Dataset records
_ _ _

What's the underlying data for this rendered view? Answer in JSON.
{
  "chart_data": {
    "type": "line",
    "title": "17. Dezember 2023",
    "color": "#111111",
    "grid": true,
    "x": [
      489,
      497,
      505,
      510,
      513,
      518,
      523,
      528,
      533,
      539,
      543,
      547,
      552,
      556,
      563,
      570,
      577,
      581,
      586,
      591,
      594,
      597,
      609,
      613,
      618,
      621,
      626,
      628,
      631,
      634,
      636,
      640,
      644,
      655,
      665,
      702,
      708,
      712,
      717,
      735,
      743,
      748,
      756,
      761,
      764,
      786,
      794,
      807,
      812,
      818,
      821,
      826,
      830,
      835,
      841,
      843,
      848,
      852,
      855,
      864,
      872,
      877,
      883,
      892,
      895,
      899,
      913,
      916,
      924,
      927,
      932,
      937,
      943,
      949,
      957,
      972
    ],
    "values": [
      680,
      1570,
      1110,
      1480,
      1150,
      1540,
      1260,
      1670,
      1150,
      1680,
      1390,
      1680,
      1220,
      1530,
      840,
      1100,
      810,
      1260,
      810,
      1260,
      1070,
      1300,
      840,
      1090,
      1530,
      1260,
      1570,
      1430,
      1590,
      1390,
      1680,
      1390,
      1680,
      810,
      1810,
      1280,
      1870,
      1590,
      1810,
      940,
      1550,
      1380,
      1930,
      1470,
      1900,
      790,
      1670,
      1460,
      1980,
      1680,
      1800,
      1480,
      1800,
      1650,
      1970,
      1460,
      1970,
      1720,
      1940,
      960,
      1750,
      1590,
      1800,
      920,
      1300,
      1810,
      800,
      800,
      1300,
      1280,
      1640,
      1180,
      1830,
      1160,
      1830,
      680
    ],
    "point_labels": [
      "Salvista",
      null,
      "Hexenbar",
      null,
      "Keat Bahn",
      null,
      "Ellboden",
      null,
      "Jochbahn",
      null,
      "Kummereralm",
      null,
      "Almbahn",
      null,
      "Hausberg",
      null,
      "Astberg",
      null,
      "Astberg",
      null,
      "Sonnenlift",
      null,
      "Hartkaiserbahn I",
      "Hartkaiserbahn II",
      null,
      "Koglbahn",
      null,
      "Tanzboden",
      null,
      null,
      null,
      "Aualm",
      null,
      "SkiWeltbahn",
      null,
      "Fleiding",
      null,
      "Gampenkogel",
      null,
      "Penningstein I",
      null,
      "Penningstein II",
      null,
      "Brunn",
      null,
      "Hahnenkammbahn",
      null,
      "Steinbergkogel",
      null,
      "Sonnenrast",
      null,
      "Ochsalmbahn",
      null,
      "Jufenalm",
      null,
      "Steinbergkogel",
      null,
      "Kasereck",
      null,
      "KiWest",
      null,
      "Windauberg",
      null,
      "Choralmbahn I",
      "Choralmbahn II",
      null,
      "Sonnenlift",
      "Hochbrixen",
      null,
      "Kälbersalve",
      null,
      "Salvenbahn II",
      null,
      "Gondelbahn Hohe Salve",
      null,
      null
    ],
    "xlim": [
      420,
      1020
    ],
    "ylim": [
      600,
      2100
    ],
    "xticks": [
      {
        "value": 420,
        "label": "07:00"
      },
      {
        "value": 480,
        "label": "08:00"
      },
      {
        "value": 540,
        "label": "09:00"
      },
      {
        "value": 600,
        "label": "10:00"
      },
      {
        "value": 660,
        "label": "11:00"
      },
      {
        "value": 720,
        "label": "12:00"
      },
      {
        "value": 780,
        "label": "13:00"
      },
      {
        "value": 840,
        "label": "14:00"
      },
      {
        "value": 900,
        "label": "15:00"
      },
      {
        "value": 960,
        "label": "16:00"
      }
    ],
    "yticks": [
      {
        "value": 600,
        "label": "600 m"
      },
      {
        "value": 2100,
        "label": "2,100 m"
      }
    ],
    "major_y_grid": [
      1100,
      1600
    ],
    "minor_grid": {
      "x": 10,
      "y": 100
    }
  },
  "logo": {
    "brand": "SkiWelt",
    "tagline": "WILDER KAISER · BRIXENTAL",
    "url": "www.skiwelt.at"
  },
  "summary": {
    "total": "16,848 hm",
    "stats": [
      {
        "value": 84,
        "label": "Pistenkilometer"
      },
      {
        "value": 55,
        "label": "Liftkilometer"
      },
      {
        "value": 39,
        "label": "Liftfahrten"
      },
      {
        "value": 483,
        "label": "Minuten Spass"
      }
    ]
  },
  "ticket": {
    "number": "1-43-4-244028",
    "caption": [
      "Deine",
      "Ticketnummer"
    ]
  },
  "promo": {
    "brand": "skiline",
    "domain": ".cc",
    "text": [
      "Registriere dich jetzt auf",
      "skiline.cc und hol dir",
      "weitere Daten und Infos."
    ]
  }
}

_ _ _

* _Task description_: Look through the lines above and collect those with the word "skiline".

* _Task output_:
    "brand": "skiline",
      "skiline.cc und hol dir",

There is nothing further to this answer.